[Collected data]
-=-=-
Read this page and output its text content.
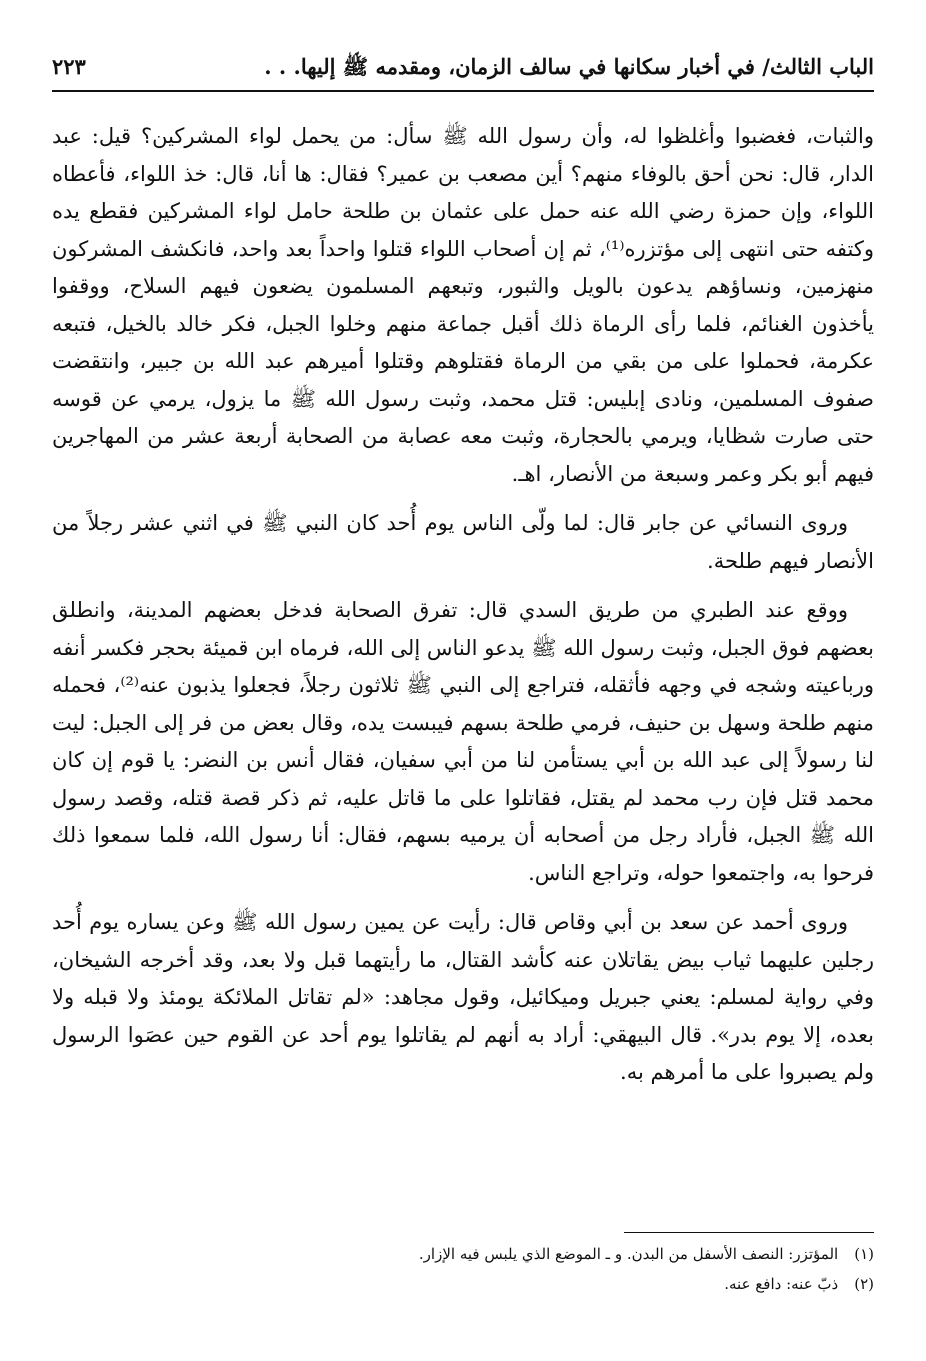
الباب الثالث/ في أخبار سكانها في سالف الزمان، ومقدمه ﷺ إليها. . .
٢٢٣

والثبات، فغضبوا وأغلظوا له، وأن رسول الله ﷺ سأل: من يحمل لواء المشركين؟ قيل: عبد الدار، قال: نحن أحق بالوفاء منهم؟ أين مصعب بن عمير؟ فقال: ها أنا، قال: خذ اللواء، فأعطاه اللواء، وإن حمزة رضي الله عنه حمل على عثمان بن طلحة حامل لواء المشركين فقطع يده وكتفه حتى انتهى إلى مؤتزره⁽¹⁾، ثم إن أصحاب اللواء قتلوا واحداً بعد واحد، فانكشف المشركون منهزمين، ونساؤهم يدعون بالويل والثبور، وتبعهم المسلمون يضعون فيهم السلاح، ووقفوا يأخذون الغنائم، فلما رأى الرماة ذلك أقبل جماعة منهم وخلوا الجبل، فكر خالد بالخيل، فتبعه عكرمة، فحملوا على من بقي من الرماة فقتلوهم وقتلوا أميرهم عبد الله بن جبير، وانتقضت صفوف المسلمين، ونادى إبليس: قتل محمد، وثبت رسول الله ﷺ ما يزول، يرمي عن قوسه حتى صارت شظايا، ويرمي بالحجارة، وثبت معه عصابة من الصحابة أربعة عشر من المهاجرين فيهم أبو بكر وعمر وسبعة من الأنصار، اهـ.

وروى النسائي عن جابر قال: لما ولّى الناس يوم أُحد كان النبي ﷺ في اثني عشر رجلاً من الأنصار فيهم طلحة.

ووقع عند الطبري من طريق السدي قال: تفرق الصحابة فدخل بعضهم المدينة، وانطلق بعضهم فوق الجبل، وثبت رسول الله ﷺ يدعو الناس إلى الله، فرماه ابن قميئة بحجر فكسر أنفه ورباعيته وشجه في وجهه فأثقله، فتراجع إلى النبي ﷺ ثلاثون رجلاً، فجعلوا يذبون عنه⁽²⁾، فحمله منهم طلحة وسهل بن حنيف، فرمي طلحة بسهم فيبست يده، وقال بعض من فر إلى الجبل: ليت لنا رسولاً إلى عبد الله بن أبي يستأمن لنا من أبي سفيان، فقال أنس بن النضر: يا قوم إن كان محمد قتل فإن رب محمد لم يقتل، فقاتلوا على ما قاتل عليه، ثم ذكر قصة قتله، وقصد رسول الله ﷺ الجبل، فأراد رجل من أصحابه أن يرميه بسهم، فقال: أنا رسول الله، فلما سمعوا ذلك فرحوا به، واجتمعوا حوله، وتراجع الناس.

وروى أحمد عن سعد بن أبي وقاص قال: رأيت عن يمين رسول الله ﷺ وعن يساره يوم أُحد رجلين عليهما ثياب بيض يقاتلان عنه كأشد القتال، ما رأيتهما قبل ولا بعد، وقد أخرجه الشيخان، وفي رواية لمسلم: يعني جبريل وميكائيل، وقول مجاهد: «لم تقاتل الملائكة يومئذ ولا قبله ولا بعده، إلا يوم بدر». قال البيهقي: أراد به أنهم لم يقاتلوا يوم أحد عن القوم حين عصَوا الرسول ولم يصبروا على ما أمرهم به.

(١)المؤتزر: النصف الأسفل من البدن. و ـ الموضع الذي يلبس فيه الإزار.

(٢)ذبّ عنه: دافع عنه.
-=-=-
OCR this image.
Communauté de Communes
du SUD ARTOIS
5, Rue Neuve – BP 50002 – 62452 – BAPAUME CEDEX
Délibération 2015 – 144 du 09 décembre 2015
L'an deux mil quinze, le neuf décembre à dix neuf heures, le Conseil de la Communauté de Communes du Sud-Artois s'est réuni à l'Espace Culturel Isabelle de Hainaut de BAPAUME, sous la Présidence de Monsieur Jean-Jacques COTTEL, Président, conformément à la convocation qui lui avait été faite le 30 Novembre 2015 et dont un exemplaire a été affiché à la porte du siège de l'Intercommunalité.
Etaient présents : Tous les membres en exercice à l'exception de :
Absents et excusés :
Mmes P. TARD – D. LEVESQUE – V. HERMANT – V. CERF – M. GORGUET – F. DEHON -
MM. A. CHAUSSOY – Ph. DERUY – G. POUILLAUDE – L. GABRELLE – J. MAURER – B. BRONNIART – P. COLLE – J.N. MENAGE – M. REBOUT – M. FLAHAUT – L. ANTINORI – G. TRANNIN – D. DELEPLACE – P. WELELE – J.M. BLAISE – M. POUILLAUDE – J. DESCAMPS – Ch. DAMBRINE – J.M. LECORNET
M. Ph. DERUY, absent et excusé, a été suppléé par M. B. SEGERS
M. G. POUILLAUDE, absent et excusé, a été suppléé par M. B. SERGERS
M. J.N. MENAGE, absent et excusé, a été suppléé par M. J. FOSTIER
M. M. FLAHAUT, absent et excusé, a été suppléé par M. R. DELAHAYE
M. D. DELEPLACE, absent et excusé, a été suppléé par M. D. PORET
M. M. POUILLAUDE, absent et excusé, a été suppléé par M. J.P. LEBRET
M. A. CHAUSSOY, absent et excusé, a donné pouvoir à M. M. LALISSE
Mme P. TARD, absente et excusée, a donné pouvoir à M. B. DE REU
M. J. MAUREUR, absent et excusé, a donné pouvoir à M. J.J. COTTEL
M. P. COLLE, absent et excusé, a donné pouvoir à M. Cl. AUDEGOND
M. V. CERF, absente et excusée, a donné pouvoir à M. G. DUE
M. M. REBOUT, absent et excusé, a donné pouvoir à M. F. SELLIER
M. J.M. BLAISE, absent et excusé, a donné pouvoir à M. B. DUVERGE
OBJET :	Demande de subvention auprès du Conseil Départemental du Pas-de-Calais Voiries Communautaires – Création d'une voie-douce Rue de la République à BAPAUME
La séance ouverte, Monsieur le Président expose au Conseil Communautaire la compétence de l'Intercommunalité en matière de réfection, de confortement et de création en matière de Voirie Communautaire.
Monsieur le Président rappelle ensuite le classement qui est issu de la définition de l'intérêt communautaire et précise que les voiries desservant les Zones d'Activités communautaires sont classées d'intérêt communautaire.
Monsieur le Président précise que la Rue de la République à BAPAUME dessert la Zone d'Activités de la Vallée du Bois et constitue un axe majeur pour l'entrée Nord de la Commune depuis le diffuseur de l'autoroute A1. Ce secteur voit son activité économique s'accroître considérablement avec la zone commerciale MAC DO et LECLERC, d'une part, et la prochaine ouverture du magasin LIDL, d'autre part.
-=-=-
__Instructions to follow__.
Scan the material above. Copy each line that holds the word "FLAHAUT".

__Solution to the problem__.
MM. A. CHAUSSOY – Ph. DERUY – G. POUILLAUDE – L. GABRELLE – J. MAURER – B. BRONNIART – P. COLLE – J.N. MENAGE – M. REBOUT – M. FLAHAUT – L. ANTINORI – G. TRANNIN – D. DELEPLACE – P. WELELE – J.M. BLAISE – M. POUILLAUDE – J. DESCAMPS – Ch. DAMBRINE – J.M. LECORNET
M. M. FLAHAUT, absent et excusé, a été suppléé par M. R. DELAHAYE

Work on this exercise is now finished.